Dataset rows:
┄┄┄┄┄┄
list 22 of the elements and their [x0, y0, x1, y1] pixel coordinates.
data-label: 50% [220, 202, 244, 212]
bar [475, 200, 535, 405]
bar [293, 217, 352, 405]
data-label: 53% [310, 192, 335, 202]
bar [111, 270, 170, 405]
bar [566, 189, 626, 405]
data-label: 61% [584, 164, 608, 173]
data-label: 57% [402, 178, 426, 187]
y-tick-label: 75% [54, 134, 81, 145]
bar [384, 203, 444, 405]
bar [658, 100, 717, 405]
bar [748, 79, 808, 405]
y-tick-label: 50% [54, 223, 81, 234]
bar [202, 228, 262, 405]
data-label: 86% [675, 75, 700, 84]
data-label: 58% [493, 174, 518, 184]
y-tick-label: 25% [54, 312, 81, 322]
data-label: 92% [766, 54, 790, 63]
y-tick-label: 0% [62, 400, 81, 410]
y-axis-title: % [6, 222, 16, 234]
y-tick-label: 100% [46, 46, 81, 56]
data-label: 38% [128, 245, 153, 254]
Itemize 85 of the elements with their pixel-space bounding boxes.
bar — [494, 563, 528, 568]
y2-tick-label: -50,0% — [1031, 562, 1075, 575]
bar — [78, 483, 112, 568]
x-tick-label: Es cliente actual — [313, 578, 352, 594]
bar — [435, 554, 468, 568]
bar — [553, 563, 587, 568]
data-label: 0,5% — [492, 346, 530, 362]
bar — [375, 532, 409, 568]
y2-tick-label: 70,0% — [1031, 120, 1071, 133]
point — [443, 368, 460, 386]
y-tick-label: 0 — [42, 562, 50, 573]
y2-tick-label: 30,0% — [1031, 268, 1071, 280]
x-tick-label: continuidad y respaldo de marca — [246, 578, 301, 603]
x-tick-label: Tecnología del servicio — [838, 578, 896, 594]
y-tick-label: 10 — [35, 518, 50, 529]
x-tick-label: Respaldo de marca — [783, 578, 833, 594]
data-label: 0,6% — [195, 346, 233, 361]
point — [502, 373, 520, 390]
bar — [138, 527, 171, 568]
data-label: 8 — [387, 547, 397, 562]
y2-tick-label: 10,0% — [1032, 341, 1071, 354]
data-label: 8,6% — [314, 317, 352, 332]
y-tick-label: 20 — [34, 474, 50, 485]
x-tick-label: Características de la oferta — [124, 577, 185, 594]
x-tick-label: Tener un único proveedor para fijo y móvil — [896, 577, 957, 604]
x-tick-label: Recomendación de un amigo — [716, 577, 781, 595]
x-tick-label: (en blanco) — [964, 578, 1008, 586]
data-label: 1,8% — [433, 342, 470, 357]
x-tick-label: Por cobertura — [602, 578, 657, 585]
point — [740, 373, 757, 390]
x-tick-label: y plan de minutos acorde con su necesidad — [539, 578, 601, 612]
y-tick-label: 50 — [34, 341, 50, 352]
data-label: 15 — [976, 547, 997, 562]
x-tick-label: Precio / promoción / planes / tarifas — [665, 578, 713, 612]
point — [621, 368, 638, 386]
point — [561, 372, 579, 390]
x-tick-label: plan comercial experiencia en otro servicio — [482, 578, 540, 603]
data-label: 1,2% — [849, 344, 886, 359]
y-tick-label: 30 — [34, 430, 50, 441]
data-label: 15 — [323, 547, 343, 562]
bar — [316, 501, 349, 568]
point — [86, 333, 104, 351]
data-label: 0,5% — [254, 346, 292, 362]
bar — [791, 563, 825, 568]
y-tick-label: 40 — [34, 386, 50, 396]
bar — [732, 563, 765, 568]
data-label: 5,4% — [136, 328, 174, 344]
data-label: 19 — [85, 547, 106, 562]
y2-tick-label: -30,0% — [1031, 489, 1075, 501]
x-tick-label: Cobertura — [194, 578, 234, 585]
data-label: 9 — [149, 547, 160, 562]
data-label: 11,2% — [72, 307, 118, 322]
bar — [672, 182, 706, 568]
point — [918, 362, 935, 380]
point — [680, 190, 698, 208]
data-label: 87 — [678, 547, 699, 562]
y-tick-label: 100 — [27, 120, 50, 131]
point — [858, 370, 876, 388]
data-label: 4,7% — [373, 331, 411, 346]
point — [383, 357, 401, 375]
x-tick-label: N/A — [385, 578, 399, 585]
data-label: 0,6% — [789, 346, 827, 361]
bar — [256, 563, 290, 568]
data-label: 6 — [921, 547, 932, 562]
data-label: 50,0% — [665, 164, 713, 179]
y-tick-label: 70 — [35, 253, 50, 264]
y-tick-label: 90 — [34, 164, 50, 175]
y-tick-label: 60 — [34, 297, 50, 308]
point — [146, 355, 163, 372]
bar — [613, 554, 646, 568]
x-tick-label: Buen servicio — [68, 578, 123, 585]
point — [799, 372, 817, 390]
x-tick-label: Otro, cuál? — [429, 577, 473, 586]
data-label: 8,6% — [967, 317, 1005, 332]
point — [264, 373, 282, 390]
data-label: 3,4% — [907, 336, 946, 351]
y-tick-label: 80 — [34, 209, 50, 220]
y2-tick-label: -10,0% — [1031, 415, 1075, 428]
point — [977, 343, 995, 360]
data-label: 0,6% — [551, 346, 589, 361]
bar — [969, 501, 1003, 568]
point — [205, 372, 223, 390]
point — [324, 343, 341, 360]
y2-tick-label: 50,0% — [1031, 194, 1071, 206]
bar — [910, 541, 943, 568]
┄┄┄┄┄┄
**Work to do:**
Rewrite all of the material above, replacing every "data-label" with "value-label" and leaving everything else unchanged.

**The output:**
list 22 of the elements and their [x0, y0, x1, y1] pixel coordinates.
value-label: 50% [220, 202, 244, 212]
bar [475, 200, 535, 405]
bar [293, 217, 352, 405]
value-label: 53% [310, 192, 335, 202]
bar [111, 270, 170, 405]
bar [566, 189, 626, 405]
value-label: 61% [584, 164, 608, 173]
value-label: 57% [402, 178, 426, 187]
y-tick-label: 75% [54, 134, 81, 145]
bar [384, 203, 444, 405]
bar [658, 100, 717, 405]
bar [748, 79, 808, 405]
y-tick-label: 50% [54, 223, 81, 234]
bar [202, 228, 262, 405]
value-label: 86% [675, 75, 700, 84]
value-label: 58% [493, 174, 518, 184]
y-tick-label: 25% [54, 312, 81, 322]
value-label: 92% [766, 54, 790, 63]
y-tick-label: 0% [62, 400, 81, 410]
y-axis-title: % [6, 222, 16, 234]
y-tick-label: 100% [46, 46, 81, 56]
value-label: 38% [128, 245, 153, 254]
Itemize 85 of the elements with their pixel-space bounding boxes.
bar — [494, 563, 528, 568]
y2-tick-label: -50,0% — [1031, 562, 1075, 575]
bar — [78, 483, 112, 568]
x-tick-label: Es cliente actual — [313, 578, 352, 594]
bar — [435, 554, 468, 568]
bar — [553, 563, 587, 568]
value-label: 0,5% — [492, 346, 530, 362]
bar — [375, 532, 409, 568]
y2-tick-label: 70,0% — [1031, 120, 1071, 133]
point — [443, 368, 460, 386]
y-tick-label: 0 — [42, 562, 50, 573]
y2-tick-label: 30,0% — [1031, 268, 1071, 280]
x-tick-label: continuidad y respaldo de marca — [246, 578, 301, 603]
x-tick-label: Tecnología del servicio — [838, 578, 896, 594]
y-tick-label: 10 — [35, 518, 50, 529]
x-tick-label: Respaldo de marca — [783, 578, 833, 594]
value-label: 0,6% — [195, 346, 233, 361]
point — [502, 373, 520, 390]
bar — [138, 527, 171, 568]
value-label: 8 — [387, 547, 397, 562]
y2-tick-label: 10,0% — [1032, 341, 1071, 354]
value-label: 8,6% — [314, 317, 352, 332]
y-tick-label: 20 — [34, 474, 50, 485]
x-tick-label: Características de la oferta — [124, 577, 185, 594]
x-tick-label: Tener un único proveedor para fijo y móvil — [896, 577, 957, 604]
x-tick-label: Recomendación de un amigo — [716, 577, 781, 595]
x-tick-label: (en blanco) — [964, 578, 1008, 586]
value-label: 1,8% — [433, 342, 470, 357]
x-tick-label: Por cobertura — [602, 578, 657, 585]
point — [740, 373, 757, 390]
x-tick-label: y plan de minutos acorde con su necesidad — [539, 578, 601, 612]
y-tick-label: 50 — [34, 341, 50, 352]
value-label: 15 — [976, 547, 997, 562]
x-tick-label: Precio / promoción / planes / tarifas — [665, 578, 713, 612]
point — [621, 368, 638, 386]
point — [561, 372, 579, 390]
x-tick-label: plan comercial experiencia en otro servicio — [482, 578, 540, 603]
value-label: 1,2% — [849, 344, 886, 359]
y-tick-label: 30 — [34, 430, 50, 441]
value-label: 15 — [323, 547, 343, 562]
bar — [316, 501, 349, 568]
point — [86, 333, 104, 351]
value-label: 0,5% — [254, 346, 292, 362]
bar — [791, 563, 825, 568]
y-tick-label: 40 — [34, 386, 50, 396]
bar — [732, 563, 765, 568]
value-label: 5,4% — [136, 328, 174, 344]
value-label: 19 — [85, 547, 106, 562]
y2-tick-label: -30,0% — [1031, 489, 1075, 501]
x-tick-label: Cobertura — [194, 578, 234, 585]
value-label: 9 — [149, 547, 160, 562]
value-label: 11,2% — [72, 307, 118, 322]
bar — [672, 182, 706, 568]
point — [918, 362, 935, 380]
point — [680, 190, 698, 208]
value-label: 87 — [678, 547, 699, 562]
y-tick-label: 100 — [27, 120, 50, 131]
point — [858, 370, 876, 388]
value-label: 4,7% — [373, 331, 411, 346]
point — [383, 357, 401, 375]
x-tick-label: N/A — [385, 578, 399, 585]
value-label: 0,6% — [789, 346, 827, 361]
bar — [256, 563, 290, 568]
value-label: 6 — [921, 547, 932, 562]
value-label: 50,0% — [665, 164, 713, 179]
y-tick-label: 70 — [35, 253, 50, 264]
y-tick-label: 90 — [34, 164, 50, 175]
y-tick-label: 60 — [34, 297, 50, 308]
point — [146, 355, 163, 372]
bar — [613, 554, 646, 568]
x-tick-label: Buen servicio — [68, 578, 123, 585]
point — [799, 372, 817, 390]
x-tick-label: Otro, cuál? — [429, 577, 473, 586]
value-label: 8,6% — [967, 317, 1005, 332]
point — [264, 373, 282, 390]
value-label: 3,4% — [907, 336, 946, 351]
y-tick-label: 80 — [34, 209, 50, 220]
y2-tick-label: -10,0% — [1031, 415, 1075, 428]
point — [977, 343, 995, 360]
value-label: 0,6% — [551, 346, 589, 361]
bar — [969, 501, 1003, 568]
point — [205, 372, 223, 390]
point — [324, 343, 341, 360]
y2-tick-label: 50,0% — [1031, 194, 1071, 206]
bar — [910, 541, 943, 568]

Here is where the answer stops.